| TEXTO PARA ANALIZAR |
* * * * * * * * *
Claro que la educación ha de revertir en el desarrollo económico del país. Mas no debería ser esta la meta única sino un derivado de su propósito supremo: la formación integral de la persona para que se sienta satisfecha de sí misma, potencie su libertad, sea capaz de criticar la vida, entienda el mundo y lo transforme. Contra ello conspira, por desgracia, la esterilidad de nuestra educación, desde la cuna hasta la universidad. Y la maniática disociación entre ciencias y humanidades, que repudia el diálogo entre arte, matemática, historia, física, literatura, ingeniería. De donde no puede resultar sino un pensamiento constreñido a especialidades cada vez más encerradas en sí mismas. Un pensamiento recortado y sin contexto.

Aboga el columnista Rafael Orduz por una educación para el trabajo, de la mano con la demanda laboral de las empresas y atendiendo al valor de buenos técnicos y tecnólogos en una economía. Encomiable su cruzada, pues responde a necesidades del país. Por falta de especialistas en software, esta industria en Colombia se aboca a una crisis. Se informó también que nuestra industria de la confección no da con la tercera parte de sus operarios. Nada más indicado que adiestrar estos contingentes sin demora. Pero mejor aún si, cambiando el sistema de educación técnica, se prepara a la fuerza laboral para un oficio mientras se aviva en ella, digamos con el arte, su creatividad dormida. Primer beneficiario, un hombre más feliz. Segundo beneficiario, la propia empresa, que podrá recibir ideas innovadoras de fuente inesperada. Habría que vencer, de paso, la repelencia aristocratizante de los “humanistas” hacia toda aplicación de la ciencia.
* * * * * * * * *
| Registros extraídos |
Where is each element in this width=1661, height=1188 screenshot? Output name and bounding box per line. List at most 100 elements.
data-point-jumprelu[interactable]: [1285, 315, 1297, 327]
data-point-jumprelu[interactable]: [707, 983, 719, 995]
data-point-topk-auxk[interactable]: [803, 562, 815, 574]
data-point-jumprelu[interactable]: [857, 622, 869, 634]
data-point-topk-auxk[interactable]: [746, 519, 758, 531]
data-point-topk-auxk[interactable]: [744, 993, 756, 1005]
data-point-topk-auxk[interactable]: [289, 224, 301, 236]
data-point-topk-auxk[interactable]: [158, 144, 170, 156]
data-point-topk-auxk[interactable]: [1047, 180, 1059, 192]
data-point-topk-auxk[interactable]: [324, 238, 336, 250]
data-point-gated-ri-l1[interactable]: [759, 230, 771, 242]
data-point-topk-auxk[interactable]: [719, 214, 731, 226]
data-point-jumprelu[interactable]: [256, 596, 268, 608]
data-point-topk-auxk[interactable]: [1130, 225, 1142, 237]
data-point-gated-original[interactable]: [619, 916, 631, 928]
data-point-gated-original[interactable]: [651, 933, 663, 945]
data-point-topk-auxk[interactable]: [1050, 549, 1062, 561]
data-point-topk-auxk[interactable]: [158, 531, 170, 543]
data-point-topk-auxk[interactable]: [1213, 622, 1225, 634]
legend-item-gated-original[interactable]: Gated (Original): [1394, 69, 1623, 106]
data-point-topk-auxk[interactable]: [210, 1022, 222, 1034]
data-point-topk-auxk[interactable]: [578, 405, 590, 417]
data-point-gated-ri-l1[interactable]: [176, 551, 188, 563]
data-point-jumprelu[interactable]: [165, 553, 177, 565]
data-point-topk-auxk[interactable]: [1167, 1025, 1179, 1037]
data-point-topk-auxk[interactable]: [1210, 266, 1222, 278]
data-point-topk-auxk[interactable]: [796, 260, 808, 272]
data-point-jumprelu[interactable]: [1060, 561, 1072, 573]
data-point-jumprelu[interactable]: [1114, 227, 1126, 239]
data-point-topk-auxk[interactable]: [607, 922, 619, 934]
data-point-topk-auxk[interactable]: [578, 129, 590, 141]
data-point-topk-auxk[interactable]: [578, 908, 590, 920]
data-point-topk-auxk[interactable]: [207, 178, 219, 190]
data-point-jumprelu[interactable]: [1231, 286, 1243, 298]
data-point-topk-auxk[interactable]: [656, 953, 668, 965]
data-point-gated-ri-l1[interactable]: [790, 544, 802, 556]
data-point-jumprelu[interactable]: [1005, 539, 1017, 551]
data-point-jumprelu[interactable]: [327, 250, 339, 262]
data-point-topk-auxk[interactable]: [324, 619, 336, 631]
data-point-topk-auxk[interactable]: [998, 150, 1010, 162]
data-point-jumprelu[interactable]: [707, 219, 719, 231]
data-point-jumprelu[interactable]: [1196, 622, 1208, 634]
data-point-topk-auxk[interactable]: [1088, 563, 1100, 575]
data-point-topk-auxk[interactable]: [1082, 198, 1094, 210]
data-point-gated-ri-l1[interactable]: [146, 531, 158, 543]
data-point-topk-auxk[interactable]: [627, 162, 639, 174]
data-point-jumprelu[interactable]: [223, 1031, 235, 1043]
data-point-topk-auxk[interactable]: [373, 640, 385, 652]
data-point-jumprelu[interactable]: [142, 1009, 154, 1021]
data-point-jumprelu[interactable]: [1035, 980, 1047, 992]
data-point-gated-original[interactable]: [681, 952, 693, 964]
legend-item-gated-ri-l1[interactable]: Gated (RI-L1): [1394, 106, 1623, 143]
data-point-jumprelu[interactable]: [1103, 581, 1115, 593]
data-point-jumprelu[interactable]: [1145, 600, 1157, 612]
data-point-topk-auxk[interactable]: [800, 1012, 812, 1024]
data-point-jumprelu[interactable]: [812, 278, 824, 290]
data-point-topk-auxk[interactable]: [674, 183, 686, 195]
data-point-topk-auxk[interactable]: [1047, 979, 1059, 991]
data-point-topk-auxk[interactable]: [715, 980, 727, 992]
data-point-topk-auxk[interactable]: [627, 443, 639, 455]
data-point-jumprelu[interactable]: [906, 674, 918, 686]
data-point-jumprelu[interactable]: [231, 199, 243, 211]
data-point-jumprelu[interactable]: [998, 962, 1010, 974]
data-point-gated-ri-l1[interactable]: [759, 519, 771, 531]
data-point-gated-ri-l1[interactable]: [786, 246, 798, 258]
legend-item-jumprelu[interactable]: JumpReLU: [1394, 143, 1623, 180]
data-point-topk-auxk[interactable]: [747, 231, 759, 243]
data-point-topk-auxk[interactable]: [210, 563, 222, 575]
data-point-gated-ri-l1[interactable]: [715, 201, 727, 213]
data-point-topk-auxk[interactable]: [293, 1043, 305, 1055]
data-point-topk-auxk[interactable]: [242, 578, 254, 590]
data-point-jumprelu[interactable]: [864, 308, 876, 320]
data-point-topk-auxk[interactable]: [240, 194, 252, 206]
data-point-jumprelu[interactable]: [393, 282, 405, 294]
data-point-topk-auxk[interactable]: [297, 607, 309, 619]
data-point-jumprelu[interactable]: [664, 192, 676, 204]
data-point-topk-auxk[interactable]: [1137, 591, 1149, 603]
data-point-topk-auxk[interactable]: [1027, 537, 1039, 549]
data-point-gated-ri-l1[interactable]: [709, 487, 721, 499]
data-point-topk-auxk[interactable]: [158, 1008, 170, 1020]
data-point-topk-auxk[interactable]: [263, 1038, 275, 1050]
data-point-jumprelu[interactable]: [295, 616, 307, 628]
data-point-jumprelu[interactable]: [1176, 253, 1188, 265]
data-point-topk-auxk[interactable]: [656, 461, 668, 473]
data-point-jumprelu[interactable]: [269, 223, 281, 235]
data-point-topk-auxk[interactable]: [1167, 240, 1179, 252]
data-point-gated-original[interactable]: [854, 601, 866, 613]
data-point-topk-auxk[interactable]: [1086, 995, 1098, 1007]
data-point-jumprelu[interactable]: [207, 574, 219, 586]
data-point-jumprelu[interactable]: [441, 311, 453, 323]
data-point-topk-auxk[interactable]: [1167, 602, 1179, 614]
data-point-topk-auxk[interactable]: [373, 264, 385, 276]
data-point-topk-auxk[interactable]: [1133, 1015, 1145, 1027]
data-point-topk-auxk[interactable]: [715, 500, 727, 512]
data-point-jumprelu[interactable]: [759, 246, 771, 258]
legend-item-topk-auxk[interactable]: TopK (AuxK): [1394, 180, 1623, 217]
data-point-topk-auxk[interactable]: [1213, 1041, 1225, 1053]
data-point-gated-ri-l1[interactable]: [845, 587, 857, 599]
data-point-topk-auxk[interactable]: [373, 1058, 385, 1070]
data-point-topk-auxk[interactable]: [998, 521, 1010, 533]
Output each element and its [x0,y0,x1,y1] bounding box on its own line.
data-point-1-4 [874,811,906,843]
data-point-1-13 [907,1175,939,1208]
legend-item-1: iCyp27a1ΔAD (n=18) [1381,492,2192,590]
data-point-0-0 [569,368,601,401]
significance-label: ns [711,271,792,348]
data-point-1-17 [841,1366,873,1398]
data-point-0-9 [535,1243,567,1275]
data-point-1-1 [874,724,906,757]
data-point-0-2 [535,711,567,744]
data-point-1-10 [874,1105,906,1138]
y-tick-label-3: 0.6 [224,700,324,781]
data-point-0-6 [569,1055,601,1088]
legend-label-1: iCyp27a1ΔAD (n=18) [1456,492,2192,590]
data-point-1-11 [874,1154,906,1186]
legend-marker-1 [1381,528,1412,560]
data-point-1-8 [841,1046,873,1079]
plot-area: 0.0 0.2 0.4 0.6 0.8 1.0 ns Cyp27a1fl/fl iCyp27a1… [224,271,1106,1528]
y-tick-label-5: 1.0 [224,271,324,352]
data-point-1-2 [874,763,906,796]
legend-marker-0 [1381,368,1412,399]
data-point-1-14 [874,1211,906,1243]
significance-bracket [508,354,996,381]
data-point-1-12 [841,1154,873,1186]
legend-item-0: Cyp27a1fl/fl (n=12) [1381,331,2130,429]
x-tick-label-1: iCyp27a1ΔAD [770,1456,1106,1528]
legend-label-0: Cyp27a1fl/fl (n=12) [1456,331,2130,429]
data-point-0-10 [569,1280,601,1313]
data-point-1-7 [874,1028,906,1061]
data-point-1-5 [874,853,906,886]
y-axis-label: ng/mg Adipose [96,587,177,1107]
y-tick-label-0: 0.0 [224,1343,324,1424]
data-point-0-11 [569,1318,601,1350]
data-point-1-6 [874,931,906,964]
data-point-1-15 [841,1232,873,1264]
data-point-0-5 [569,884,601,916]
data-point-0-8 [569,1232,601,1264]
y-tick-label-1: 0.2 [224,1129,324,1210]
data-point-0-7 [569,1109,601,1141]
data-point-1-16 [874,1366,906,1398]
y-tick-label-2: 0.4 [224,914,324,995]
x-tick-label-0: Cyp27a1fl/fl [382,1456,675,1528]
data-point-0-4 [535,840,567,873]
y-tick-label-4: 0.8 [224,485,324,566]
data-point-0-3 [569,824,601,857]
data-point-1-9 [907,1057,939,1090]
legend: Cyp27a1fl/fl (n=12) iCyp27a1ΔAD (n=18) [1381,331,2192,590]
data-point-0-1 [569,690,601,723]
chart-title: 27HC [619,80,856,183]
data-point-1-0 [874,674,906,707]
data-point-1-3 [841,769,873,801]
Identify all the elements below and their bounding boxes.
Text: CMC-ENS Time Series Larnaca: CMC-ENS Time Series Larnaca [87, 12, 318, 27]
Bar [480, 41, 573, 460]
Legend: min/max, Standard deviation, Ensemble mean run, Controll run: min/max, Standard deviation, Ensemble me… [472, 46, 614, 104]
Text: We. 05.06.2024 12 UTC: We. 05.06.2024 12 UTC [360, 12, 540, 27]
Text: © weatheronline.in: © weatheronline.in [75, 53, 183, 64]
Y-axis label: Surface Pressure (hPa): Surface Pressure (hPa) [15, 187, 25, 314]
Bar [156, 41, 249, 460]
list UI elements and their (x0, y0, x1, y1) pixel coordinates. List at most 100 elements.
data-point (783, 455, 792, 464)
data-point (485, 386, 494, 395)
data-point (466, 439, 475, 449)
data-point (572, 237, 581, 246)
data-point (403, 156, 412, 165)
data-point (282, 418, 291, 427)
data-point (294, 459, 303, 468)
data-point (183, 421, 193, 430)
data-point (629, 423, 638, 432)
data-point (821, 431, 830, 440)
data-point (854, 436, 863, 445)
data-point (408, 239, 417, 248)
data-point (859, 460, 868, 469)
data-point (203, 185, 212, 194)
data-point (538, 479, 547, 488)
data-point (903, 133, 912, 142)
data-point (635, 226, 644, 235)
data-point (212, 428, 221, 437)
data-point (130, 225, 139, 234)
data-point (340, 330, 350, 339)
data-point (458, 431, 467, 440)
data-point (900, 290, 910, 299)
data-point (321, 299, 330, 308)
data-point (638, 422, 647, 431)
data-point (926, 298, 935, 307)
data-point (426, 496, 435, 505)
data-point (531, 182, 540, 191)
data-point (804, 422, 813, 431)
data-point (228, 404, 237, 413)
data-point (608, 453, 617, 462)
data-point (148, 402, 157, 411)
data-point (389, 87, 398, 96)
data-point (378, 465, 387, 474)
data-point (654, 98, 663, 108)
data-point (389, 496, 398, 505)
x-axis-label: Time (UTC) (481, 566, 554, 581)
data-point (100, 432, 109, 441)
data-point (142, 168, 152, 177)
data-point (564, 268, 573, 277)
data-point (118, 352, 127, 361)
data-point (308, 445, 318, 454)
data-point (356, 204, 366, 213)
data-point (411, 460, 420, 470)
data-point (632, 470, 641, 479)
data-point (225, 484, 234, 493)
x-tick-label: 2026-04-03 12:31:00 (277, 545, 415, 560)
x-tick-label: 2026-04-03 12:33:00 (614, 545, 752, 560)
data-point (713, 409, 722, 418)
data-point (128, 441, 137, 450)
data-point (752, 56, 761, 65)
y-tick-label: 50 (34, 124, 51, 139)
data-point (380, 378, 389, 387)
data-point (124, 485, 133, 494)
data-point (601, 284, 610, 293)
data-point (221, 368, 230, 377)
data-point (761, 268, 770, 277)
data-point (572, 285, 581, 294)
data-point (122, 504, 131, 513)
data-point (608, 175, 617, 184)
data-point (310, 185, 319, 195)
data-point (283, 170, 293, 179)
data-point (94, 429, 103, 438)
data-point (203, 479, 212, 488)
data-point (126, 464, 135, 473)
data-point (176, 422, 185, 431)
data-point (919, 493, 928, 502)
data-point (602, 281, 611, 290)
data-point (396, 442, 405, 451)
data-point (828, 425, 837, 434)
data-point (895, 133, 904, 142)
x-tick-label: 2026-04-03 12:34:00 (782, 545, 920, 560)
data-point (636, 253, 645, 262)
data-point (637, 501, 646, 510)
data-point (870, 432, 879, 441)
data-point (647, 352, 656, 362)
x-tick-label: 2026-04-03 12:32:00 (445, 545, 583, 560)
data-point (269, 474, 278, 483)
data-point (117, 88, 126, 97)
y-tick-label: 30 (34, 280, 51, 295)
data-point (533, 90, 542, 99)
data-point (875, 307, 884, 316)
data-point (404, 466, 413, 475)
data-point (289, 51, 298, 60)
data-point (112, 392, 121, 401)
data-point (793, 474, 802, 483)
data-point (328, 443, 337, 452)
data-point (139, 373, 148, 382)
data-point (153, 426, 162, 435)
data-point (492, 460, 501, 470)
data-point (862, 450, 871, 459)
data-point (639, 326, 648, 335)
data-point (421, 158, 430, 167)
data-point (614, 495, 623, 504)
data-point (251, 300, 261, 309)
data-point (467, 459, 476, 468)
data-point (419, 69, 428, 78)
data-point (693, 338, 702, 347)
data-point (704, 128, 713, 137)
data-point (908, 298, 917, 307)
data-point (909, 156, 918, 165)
* * * * * * * * *
| TAREAS DEL EJERCICIO |
1 - Responda estas preguntas sobre el texto acerca de la educación:
(a) ¿Cuál es, según el texto, el propósito supremo de la educación?
(b) ¿Por qué la industria del software en Colombia se aboca a una crisis?
(c) ¿Qué parte de sus operarios no encuentra la industria de la confección?
2 - Reescriba en forma de lista el párrafo del texto sobre la educación que empieza con "Aboga el columnista Rafael Orduz". Conserve sus datos principales.
3 - Escriba una continuación del texto sobre la educación a partir de su última oración.

| RESPUESTAS DEL EJERCICIO |
1 -
(a) El propósito supremo es la formación integral de la persona, para que se sienta satisfecha de sí misma, potencie su libertad, sea capaz de criticar la vida, entienda el mundo y lo transforme.
(b) Se aboca a una crisis por falta de especialistas en software.
(c) No da con la tercera parte de sus operarios.

2 -
- El columnista Rafael Orduz defiende una educación para el trabajo. Esa educación debe ir de la mano con la demanda laboral de las empresas y atender al valor de buenos técnicos y tecnólogos.
- Su propuesta responde a necesidades del país. La industria del software en Colombia se aboca a una crisis por falta de especialistas, y la de la confección no da con la tercera parte de sus operarios.
- Conviene adiestrar a esos contingentes sin demora.
- Sería mejor aún cambiar la educación técnica para preparar a la fuerza laboral en un oficio y, al mismo tiempo, avivar su creatividad, por ejemplo con el arte.
- El primer beneficiario sería un hombre más feliz. El segundo sería la empresa, que podría recibir ideas innovadoras.
- Además, habría que vencer la repelencia aristocratizante de los "humanistas" hacia toda aplicación de la ciencia.

3 -
Tras esa antipatía reverbera, por contera, un odioso prurito de clase: ciencia dura, arte, cultura para la élite; y técnica para los productores. De una sociedad democrática se espera el mismo estímulo a la sensibilidad científica y humanística, para todos. Que allí se gesta la imaginación creadora. Lo mismo para componer una pieza musical que para inventarle a una máquina el adminículo feliz que dispara su rendimiento. Y, por qué no, que ambas creaciones vengan de la misma mano. Como Leonardo y tantos en el Renacimiento, que fueron a un tiempo artista y científico. Se sabía entonces que la identidad humana es compleja y no se agota en un oficio.

Si el desarrollo científico y tecnológico ha de ser humano, será imperativo cerrar la brecha entre disciplinas y entre las clases que las asumen. Comenzando por admitir que razonar en filosofía exige el mismo rigor que en física nuclear. La misma inventiva, en el compositor que en el inventor de una máquina industrial. Peter Medawar, premio Nobel de Medicina 1960, afirmó que todos los avances científicos comienzan con una aventura especulativa, con una preconcepción imaginativa de lo que la verdad pueda ser, pues la ciencia es esa forma de poesía en la que la razón y la imaginación actúan sinérgicamente. Se ha dicho que la ciencia necesita de la intuición y del poder metafórico de las artes; y estas necesitan la sangre nueva de la ciencia.

Reveladores los hallazgos de una encuesta realizada por la Secretaría de Educación y el PNUD sobre calidad de la educación en Bogotá: 37,2% de los estudiantes querrían más tiempo para la cultura, el arte y la música. Más actividades humanas que desarrollen su conciencia crítica y su capacidad para entender el mundo. Al 79% no le interesa en absoluto lo que le enseñan en el aula. Antes que sabios, prefieren ser felices. Téngala el Gobierno en cuenta.  Cualquier reforma seria de la educación principia por disolver la falsa disyuntiva entre “humanistas” y “científicos”, en la fórmula perfecta de Álvaro Thomas: saber y saber hacer.